In full and without deviation, write out the entries that follow.

• • • • •

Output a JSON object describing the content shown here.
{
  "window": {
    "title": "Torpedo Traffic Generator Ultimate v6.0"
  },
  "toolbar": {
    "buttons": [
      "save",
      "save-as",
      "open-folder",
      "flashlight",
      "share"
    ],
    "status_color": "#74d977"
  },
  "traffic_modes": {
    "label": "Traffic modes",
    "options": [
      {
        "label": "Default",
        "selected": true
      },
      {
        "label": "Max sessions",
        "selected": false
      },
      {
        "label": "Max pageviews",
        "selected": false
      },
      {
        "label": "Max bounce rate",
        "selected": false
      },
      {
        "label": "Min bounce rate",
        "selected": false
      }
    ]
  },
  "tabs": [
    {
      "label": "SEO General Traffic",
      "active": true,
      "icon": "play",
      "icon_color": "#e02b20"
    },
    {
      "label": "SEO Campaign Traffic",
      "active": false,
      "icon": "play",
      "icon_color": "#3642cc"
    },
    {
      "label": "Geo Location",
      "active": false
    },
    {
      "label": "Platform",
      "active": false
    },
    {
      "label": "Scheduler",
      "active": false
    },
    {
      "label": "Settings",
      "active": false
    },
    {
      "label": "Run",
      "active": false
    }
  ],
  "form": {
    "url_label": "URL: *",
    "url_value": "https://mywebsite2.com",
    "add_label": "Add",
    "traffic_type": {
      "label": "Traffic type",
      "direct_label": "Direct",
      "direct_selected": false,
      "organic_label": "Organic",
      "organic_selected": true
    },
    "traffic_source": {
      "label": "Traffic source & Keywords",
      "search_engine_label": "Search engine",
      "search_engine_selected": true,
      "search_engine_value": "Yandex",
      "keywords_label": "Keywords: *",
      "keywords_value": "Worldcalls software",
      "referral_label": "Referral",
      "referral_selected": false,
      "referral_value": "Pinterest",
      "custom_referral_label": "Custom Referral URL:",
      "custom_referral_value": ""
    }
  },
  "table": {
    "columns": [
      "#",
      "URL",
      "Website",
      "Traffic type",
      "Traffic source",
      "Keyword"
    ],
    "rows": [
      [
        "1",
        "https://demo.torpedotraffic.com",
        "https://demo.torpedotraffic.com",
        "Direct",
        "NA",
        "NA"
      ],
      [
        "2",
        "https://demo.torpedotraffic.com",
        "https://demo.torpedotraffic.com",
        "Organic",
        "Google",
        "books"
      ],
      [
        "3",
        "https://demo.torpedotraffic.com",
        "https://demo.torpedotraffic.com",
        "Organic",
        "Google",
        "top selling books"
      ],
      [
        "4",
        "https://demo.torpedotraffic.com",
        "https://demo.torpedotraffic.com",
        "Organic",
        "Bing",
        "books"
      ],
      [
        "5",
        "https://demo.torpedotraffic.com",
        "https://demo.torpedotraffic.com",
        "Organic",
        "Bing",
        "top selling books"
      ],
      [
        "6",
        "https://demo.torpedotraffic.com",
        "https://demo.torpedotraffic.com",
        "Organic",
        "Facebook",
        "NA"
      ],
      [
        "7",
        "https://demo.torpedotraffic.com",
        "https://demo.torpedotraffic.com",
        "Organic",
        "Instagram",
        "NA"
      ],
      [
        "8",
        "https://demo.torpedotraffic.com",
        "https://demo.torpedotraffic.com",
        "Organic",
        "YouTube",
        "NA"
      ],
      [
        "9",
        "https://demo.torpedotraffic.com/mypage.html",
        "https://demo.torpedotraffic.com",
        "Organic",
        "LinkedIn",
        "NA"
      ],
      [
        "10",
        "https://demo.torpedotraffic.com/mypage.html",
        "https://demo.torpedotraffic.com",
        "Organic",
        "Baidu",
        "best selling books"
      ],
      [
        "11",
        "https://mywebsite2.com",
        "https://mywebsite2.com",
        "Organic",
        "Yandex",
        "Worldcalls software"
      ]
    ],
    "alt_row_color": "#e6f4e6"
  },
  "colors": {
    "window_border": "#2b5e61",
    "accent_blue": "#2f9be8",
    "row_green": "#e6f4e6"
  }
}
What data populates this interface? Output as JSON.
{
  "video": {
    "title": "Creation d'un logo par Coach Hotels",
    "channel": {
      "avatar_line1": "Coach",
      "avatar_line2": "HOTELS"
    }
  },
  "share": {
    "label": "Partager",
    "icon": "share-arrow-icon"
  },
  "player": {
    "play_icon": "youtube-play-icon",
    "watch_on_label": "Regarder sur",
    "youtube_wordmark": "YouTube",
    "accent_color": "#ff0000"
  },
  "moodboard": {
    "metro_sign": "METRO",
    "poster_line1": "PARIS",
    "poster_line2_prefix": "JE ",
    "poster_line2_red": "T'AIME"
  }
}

• • • • •

- Reply
Output a JSON object describing the content shown here.
{
  "window": {
    "title": "Torpedo Traffic Generator Ultimate v6.0"
  },
  "toolbar": {
    "buttons": [
      "save",
      "save-as",
      "open-folder",
      "flashlight",
      "share"
    ],
    "status_color": "#74d977"
  },
  "traffic_modes": {
    "label": "Traffic modes",
    "options": [
      {
        "label": "Default",
        "selected": true
      },
      {
        "label": "Max sessions",
        "selected": false
      },
      {
        "label": "Max pageviews",
        "selected": false
      },
      {
        "label": "Max bounce rate",
        "selected": false
      },
      {
        "label": "Min bounce rate",
        "selected": false
      }
    ]
  },
  "tabs": [
    {
      "label": "SEO General Traffic",
      "active": true,
      "icon": "play",
      "icon_color": "#e02b20"
    },
    {
      "label": "SEO Campaign Traffic",
      "active": false,
      "icon": "play",
      "icon_color": "#3642cc"
    },
    {
      "label": "Geo Location",
      "active": false
    },
    {
      "label": "Platform",
      "active": false
    },
    {
      "label": "Scheduler",
      "active": false
    },
    {
      "label": "Settings",
      "active": false
    },
    {
      "label": "Run",
      "active": false
    }
  ],
  "form": {
    "url_label": "URL: *",
    "url_value": "https://mywebsite2.com",
    "add_label": "Add",
    "traffic_type": {
      "label": "Traffic type",
      "direct_label": "Direct",
      "direct_selected": false,
      "organic_label": "Organic",
      "organic_selected": true
    },
    "traffic_source": {
      "label": "Traffic source & Keywords",
      "search_engine_label": "Search engine",
      "search_engine_selected": true,
      "search_engine_value": "Yandex",
      "keywords_label": "Keywords: *",
      "keywords_value": "Worldcalls software",
      "referral_label": "Referral",
      "referral_selected": false,
      "referral_value": "Pinterest",
      "custom_referral_label": "Custom Referral URL:",
      "custom_referral_value": ""
    }
  },
  "table": {
    "columns": [
      "#",
      "URL",
      "Website",
      "Traffic type",
      "Traffic source",
      "Keyword"
    ],
    "rows": [
      [
        "1",
        "https://demo.torpedotraffic.com",
        "https://demo.torpedotraffic.com",
        "Direct",
        "NA",
        "NA"
      ],
      [
        "2",
        "https://demo.torpedotraffic.com",
        "https://demo.torpedotraffic.com",
        "Organic",
        "Google",
        "books"
      ],
      [
        "3",
        "https://demo.torpedotraffic.com",
        "https://demo.torpedotraffic.com",
        "Organic",
        "Google",
        "top selling books"
      ],
      [
        "4",
        "https://demo.torpedotraffic.com",
        "https://demo.torpedotraffic.com",
        "Organic",
        "Bing",
        "books"
      ],
      [
        "5",
        "https://demo.torpedotraffic.com",
        "https://demo.torpedotraffic.com",
        "Organic",
        "Bing",
        "top selling books"
      ],
      [
        "6",
        "https://demo.torpedotraffic.com",
        "https://demo.torpedotraffic.com",
        "Organic",
        "Facebook",
        "NA"
      ],
      [
        "7",
        "https://demo.torpedotraffic.com",
        "https://demo.torpedotraffic.com",
        "Organic",
        "Instagram",
        "NA"
      ],
      [
        "8",
        "https://demo.torpedotraffic.com",
        "https://demo.torpedotraffic.com",
        "Organic",
        "YouTube",
        "NA"
      ],
      [
        "9",
        "https://demo.torpedotraffic.com/mypage.html",
        "https://demo.torpedotraffic.com",
        "Organic",
        "LinkedIn",
        "NA"
      ],
      [
        "10",
        "https://demo.torpedotraffic.com/mypage.html",
        "https://demo.torpedotraffic.com",
        "Organic",
        "Baidu",
        "best selling books"
      ],
      [
        "11",
        "https://mywebsite2.com",
        "https://mywebsite2.com",
        "Organic",
        "Yandex",
        "Worldcalls software"
      ]
    ],
    "alt_row_color": "#e6f4e6"
  },
  "colors": {
    "window_border": "#2b5e61",
    "accent_blue": "#2f9be8",
    "row_green": "#e6f4e6"
  }
}
What data populates this interface? Output as JSON.
{
  "video": {
    "title": "Creation d'un logo par Coach Hotels",
    "channel": {
      "avatar_line1": "Coach",
      "avatar_line2": "HOTELS"
    }
  },
  "share": {
    "label": "Partager",
    "icon": "share-arrow-icon"
  },
  "player": {
    "play_icon": "youtube-play-icon",
    "watch_on_label": "Regarder sur",
    "youtube_wordmark": "YouTube",
    "accent_color": "#ff0000"
  },
  "moodboard": {
    "metro_sign": "METRO",
    "poster_line1": "PARIS",
    "poster_line2_prefix": "JE ",
    "poster_line2_red": "T'AIME"
  }
}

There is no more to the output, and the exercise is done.